Your tasks ->
(a) In the passage on Go pointers, what does a pointer store?
(b) Quote the passage on Go pointers from "Many developers that" to "be the value.".

Passage provided ->
[Start of section]

Go has become increasingly popular in recent years, especially in my local area. It has been consistently displacing other backend languages like Ruby, Python, C# and Java. Go is wanted for its simplicity, explicitness, speed, and low memory consumption.
Many developers that are new to the language, or new to a language that can handle memory directly using pointers end up misusing those pointers.
What Is a Pointer? ๐
A pointer is a variable that stores the address of a value, rather than the value itself. If you think of a computer’s memory (RAM) as a JSON object, a pointer would be like the key, and a normal variable would be the value.
{
"pointer": "variableValue"
}
Lets see one in action:
package main
import "fmt"
func main() {
// create a normal string variable
name := "original"
// pass in a pointer to the string variable using '&'
setName(&name, "boot.dev")
fmt.Println(name)
}
func setName(ptr *string, newName string) {
// dereference the pointer so we can modify the value
// and set the value to "boot.dev"

[End of section]

Data shown ->
[Start of section]

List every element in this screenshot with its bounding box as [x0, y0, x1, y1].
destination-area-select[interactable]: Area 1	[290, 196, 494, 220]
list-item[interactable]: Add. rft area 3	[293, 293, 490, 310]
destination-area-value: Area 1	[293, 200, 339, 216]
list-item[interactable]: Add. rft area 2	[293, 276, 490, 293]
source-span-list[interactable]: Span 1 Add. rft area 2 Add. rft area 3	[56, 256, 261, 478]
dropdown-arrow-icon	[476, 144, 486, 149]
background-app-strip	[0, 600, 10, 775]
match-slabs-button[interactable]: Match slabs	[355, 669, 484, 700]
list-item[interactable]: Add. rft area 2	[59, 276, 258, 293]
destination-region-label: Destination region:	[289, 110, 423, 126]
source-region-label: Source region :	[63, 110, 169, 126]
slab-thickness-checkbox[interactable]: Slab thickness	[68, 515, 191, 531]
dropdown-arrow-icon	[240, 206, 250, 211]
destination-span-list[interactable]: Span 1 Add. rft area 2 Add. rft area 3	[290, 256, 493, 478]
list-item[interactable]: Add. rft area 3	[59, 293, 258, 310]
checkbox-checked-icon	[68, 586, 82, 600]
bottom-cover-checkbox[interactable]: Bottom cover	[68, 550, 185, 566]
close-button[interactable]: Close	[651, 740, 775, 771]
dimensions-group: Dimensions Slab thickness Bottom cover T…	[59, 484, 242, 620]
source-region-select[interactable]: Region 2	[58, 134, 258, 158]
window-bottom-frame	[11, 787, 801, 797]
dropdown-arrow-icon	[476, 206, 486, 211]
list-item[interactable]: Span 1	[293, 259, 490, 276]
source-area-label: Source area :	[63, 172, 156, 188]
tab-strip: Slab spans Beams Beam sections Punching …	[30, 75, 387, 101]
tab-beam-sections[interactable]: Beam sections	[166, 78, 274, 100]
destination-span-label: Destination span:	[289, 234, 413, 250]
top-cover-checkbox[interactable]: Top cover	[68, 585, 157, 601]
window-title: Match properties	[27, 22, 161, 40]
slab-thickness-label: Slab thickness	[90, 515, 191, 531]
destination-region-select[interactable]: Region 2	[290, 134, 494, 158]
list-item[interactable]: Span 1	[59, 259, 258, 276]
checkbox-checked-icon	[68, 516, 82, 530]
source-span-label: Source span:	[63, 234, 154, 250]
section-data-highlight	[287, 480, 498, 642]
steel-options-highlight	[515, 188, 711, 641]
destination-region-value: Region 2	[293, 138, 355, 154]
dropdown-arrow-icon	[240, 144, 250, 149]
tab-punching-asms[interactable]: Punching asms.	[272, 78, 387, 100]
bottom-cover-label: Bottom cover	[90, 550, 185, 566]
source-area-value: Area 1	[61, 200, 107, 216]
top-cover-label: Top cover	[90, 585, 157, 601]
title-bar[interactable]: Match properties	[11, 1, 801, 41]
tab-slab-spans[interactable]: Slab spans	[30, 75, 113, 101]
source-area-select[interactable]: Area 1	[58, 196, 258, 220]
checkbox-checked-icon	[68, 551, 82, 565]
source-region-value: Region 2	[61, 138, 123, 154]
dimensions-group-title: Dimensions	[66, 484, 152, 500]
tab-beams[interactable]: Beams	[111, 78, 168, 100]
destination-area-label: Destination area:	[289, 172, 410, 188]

[End of section]

Answers per task ->
(a) The address of a value, rather than the value itself.

(b)
Many developers that are new to the language, or new to a language that can handle memory directly using pointers end up misusing those pointers.
What Is a Pointer? ๐
A pointer is a variable that stores the address of a value, rather than the value itself. If you think of a computer’s memory (RAM) as a JSON object, a pointer would be like the key, and a normal variable would be the value.